- [WHAT YOU NEED TO DO] Gather every line from the entries below that includes "Grupo".
⁂
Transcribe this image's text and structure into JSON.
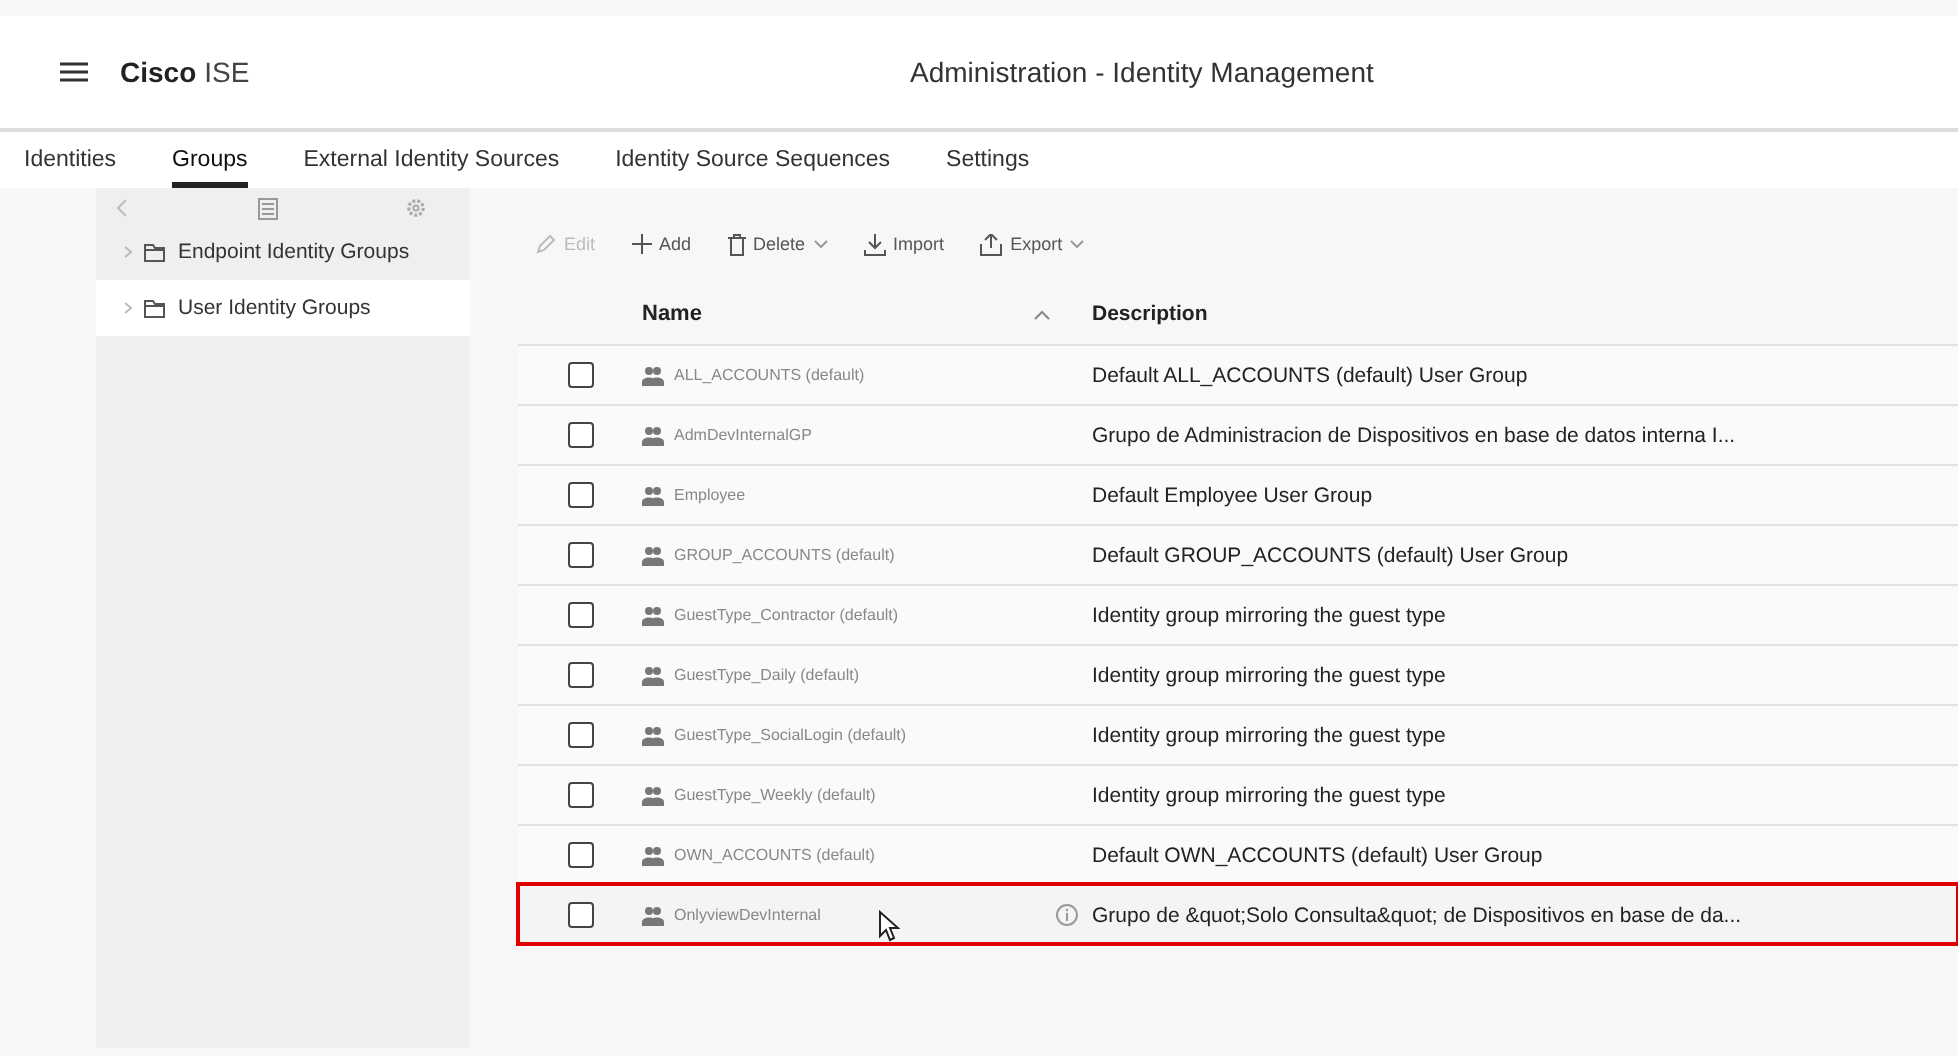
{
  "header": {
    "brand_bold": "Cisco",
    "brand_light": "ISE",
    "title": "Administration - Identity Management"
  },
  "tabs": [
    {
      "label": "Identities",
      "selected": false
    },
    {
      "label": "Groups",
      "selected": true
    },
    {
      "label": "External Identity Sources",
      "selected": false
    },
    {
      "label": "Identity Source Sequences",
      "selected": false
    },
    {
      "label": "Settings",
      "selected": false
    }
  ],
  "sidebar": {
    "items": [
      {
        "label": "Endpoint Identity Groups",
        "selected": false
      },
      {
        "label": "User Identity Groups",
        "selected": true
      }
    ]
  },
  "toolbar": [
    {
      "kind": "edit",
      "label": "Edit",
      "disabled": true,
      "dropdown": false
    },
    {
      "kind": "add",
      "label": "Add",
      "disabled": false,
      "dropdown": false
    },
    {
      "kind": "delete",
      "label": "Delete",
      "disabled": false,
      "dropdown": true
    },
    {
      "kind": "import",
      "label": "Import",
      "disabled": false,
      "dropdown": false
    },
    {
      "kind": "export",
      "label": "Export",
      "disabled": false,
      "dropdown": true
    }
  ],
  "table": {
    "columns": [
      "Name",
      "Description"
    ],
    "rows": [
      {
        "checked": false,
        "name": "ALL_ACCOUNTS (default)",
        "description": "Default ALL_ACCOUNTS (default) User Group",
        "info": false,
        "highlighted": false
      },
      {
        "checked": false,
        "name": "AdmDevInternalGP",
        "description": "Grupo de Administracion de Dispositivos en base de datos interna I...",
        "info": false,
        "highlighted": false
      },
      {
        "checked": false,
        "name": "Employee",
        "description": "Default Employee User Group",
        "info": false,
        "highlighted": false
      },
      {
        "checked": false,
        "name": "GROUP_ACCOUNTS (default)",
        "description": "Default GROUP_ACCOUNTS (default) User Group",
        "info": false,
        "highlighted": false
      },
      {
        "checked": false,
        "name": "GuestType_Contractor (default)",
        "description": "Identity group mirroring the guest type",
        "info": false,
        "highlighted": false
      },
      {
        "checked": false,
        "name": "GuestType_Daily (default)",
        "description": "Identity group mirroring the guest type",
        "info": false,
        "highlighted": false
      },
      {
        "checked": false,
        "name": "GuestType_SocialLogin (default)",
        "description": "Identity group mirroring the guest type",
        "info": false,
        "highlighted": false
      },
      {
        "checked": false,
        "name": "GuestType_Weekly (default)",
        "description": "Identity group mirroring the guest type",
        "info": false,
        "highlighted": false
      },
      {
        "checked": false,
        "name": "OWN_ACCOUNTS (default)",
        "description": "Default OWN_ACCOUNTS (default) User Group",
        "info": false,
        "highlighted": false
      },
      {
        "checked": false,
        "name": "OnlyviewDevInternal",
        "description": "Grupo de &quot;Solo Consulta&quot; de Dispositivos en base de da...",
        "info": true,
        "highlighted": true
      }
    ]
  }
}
⁂
- [SOLVED PROBLEM]
        "description": "Grupo de Administracion de Dispositivos en base de datos interna I...",
        "description": "Grupo de &quot;Solo Consulta&quot; de Dispositivos en base de da...",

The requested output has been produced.